#### WHAT YOU HAVE TO DO
Isolate every line in the records below with "icon" in it.

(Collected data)
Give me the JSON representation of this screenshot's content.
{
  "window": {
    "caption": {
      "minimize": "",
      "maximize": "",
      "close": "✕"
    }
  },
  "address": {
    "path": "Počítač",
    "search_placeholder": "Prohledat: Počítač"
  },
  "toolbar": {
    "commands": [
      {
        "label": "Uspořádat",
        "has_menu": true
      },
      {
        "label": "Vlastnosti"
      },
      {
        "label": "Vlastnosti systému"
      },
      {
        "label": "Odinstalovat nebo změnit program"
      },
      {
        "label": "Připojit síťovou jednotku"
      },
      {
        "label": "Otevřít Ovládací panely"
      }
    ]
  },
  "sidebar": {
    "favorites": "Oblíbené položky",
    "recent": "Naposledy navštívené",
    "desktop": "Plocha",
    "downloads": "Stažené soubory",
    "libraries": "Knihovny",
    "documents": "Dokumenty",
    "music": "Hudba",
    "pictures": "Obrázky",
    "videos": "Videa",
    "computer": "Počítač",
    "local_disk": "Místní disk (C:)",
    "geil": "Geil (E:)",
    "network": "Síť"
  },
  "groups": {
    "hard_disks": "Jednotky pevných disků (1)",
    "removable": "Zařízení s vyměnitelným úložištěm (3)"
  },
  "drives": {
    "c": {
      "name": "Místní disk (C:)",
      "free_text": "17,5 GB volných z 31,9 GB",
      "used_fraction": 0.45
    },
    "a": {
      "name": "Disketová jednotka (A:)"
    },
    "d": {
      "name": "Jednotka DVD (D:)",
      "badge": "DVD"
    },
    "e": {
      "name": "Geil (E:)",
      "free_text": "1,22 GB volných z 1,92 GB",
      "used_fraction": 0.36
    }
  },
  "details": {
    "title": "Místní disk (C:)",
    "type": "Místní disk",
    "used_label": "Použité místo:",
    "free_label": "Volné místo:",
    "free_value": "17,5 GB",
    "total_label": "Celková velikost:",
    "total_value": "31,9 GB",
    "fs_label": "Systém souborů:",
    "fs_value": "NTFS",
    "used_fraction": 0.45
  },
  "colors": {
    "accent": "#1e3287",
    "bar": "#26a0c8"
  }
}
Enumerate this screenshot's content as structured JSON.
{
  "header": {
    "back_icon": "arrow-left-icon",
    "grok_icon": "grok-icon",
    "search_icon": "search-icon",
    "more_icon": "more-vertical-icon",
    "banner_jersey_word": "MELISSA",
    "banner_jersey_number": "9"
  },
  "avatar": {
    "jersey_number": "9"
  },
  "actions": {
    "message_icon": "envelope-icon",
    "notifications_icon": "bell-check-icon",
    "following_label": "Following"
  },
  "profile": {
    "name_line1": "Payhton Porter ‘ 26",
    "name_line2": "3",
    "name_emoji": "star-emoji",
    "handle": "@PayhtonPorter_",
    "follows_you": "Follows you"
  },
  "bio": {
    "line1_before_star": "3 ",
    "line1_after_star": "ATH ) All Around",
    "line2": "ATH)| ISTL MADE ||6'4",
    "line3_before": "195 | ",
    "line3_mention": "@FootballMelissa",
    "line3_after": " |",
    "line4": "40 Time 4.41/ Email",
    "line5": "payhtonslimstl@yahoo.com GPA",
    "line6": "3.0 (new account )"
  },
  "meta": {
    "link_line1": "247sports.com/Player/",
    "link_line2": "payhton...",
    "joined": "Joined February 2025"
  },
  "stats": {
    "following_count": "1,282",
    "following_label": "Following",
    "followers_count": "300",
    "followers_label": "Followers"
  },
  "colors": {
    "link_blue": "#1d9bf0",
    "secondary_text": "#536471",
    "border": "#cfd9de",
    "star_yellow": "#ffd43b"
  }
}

#### TASK RESPONSE
    "back_icon": "arrow-left-icon",
    "grok_icon": "grok-icon",
    "search_icon": "search-icon",
    "more_icon": "more-vertical-icon",
    "message_icon": "envelope-icon",
    "notifications_icon": "bell-check-icon",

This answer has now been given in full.